Work to complete: Filter the records below down to lines containing "PARCELA".

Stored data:
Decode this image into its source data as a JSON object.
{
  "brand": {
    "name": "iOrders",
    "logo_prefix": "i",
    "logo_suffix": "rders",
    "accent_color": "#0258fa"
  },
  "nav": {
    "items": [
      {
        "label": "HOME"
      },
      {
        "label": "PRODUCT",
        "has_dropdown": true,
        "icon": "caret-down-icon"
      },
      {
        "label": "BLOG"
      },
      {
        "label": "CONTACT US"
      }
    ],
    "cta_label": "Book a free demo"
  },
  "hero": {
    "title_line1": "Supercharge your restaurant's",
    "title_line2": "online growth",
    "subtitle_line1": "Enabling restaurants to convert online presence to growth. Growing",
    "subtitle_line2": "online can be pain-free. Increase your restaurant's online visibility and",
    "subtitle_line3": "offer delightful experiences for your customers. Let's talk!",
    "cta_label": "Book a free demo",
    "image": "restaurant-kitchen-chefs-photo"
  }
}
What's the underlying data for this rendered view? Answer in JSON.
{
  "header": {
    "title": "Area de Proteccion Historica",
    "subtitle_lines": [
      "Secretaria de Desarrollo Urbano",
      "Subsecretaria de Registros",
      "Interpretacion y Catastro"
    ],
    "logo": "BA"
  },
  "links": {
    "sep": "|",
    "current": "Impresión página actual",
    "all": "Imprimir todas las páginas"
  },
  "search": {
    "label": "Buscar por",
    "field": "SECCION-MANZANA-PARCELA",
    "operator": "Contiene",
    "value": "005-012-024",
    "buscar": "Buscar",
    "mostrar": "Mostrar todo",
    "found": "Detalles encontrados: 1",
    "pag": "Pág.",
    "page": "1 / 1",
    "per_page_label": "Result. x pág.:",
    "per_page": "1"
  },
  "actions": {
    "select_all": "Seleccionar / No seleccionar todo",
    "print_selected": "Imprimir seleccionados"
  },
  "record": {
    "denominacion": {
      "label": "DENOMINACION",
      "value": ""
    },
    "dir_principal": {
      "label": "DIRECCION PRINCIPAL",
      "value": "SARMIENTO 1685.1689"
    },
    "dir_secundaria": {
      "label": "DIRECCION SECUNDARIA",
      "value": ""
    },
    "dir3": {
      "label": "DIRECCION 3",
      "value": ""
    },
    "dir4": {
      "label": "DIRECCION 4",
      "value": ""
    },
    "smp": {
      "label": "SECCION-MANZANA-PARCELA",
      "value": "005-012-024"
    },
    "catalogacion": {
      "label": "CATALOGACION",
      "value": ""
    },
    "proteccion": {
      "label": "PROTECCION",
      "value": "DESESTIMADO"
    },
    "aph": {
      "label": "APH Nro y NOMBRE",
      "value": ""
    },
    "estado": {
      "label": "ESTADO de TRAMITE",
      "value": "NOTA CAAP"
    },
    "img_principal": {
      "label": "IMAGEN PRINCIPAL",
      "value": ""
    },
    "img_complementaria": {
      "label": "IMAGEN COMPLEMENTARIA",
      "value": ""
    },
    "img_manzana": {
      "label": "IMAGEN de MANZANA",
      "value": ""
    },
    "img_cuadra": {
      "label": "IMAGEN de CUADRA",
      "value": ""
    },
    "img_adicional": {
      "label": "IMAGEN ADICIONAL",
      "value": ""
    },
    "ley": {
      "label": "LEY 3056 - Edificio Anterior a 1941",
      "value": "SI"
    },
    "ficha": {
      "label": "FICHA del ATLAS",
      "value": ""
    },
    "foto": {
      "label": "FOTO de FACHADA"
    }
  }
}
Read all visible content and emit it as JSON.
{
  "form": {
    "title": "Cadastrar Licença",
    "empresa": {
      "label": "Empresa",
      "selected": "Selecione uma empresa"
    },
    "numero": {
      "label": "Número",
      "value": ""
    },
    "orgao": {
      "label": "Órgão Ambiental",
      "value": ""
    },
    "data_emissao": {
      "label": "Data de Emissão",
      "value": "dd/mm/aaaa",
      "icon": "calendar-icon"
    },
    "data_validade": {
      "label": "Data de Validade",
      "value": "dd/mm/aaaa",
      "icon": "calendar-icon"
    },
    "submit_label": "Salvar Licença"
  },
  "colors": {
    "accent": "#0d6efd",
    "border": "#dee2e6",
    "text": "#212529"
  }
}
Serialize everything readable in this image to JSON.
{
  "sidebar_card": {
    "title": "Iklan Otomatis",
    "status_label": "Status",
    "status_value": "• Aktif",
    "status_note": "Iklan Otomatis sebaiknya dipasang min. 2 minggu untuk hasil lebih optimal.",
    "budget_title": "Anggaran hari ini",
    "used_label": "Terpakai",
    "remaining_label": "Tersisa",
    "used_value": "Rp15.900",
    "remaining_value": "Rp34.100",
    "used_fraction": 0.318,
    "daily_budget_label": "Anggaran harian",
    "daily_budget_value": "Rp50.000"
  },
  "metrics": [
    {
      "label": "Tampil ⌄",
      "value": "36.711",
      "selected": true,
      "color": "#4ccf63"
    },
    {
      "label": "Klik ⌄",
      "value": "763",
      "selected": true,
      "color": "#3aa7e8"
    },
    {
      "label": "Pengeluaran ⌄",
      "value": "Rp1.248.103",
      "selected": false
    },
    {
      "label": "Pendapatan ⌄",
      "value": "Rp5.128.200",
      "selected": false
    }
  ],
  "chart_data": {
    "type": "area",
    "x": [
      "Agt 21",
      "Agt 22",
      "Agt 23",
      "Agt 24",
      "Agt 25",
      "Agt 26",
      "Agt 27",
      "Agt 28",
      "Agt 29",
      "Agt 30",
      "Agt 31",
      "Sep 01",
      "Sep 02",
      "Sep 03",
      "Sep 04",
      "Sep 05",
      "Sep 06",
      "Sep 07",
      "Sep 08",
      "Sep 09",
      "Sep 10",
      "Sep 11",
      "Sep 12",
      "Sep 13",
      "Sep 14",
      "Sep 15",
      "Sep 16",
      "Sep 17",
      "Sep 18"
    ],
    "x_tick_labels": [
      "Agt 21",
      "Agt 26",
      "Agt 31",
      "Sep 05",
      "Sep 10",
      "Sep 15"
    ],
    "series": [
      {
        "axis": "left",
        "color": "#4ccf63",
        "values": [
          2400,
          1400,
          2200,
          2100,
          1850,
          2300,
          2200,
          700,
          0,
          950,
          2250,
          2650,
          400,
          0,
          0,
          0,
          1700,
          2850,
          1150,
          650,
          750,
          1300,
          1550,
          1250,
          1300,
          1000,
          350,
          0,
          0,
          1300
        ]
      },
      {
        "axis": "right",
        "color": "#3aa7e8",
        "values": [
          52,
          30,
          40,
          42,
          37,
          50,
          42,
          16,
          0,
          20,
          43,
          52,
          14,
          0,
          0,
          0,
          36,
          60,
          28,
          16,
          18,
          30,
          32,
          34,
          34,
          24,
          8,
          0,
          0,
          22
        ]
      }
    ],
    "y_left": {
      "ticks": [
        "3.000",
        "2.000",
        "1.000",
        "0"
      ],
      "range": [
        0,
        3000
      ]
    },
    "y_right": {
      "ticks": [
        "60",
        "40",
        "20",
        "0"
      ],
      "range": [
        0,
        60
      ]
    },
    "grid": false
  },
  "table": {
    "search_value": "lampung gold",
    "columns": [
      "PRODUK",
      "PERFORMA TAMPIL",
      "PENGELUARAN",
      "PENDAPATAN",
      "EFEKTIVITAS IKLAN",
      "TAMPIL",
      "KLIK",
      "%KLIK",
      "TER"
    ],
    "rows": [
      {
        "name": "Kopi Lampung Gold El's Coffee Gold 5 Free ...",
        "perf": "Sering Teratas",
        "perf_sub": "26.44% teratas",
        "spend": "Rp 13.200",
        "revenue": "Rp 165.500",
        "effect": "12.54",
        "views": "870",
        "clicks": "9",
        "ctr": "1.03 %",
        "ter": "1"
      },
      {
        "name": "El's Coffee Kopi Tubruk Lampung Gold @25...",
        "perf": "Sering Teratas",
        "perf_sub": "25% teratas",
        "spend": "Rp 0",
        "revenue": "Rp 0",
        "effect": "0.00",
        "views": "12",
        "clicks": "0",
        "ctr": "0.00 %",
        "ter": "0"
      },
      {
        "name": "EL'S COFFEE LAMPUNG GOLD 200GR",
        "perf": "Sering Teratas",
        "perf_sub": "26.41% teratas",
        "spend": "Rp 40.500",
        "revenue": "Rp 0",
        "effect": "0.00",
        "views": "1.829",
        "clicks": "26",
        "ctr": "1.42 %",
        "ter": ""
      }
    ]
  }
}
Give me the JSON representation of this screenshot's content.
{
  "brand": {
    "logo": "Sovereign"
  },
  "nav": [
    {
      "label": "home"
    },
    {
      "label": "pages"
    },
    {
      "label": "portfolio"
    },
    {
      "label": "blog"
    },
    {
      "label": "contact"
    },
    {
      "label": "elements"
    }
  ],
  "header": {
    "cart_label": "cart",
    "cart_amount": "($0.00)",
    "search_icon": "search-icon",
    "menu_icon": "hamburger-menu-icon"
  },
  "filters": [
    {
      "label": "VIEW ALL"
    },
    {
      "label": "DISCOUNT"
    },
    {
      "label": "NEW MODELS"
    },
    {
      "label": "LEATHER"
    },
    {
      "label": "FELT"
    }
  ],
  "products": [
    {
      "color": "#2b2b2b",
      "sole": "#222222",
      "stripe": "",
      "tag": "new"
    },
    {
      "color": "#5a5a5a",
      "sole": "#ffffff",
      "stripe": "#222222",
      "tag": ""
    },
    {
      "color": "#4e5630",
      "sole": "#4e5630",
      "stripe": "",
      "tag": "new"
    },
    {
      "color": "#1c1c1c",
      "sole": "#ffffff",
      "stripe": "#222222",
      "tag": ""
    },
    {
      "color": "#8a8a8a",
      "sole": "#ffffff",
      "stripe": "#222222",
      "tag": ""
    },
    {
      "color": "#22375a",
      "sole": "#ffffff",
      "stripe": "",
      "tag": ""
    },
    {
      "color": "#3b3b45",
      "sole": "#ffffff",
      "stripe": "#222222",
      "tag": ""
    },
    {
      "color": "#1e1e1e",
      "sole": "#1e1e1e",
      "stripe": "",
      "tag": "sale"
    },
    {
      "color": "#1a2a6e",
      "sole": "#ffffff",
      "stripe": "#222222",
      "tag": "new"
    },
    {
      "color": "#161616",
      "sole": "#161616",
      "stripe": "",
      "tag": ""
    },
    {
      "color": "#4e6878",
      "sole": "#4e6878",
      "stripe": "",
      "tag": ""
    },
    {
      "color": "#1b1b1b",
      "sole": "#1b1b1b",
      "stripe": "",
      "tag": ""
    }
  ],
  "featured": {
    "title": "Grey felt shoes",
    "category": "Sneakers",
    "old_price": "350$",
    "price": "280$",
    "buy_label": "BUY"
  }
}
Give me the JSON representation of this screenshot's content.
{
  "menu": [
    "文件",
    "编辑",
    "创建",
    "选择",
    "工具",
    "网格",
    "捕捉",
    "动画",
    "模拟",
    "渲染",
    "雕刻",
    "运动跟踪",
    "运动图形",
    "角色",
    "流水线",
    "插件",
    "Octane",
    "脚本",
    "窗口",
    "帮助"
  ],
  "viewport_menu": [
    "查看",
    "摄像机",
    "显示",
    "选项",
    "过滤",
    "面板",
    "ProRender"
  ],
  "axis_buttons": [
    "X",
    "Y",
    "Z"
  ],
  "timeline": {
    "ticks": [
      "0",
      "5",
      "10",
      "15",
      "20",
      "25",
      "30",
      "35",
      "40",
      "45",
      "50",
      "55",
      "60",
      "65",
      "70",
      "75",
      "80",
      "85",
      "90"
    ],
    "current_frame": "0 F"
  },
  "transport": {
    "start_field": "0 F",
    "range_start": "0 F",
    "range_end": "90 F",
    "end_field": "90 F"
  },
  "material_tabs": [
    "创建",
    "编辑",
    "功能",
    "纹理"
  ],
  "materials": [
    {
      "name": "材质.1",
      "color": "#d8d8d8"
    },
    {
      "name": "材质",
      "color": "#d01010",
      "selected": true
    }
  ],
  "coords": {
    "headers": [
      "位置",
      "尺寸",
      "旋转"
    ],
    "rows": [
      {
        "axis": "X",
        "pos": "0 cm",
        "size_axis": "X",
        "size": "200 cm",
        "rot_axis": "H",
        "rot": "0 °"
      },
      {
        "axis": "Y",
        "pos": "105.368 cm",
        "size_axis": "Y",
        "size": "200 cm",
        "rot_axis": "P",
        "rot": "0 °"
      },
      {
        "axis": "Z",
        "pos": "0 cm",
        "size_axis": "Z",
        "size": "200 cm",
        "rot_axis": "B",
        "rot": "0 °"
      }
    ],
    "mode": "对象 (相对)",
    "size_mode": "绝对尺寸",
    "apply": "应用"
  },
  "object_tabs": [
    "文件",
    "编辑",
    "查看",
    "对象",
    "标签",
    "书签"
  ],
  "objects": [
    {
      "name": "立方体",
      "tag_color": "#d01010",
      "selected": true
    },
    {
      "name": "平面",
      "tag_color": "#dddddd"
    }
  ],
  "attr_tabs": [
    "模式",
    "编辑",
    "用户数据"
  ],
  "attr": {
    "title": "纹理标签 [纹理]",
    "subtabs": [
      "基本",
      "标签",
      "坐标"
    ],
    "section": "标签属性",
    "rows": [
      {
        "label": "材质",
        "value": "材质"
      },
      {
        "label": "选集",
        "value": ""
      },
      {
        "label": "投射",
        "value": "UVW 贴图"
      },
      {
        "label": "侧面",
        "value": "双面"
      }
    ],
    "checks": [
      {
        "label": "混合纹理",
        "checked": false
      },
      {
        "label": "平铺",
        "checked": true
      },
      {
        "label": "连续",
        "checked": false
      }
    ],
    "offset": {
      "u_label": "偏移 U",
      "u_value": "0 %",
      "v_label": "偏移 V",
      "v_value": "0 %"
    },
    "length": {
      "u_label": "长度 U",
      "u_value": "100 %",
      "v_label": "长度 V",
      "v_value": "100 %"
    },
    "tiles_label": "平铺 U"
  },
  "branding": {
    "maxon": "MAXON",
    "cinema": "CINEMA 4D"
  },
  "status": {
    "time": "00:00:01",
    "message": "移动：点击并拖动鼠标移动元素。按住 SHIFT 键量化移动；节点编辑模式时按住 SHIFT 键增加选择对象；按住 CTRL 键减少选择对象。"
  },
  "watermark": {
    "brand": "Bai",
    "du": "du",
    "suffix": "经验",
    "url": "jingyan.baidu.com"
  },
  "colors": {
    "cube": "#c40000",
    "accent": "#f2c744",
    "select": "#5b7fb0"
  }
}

In response:
    "field": "SECCION-MANZANA-PARCELA",
      "label": "SECCION-MANZANA-PARCELA",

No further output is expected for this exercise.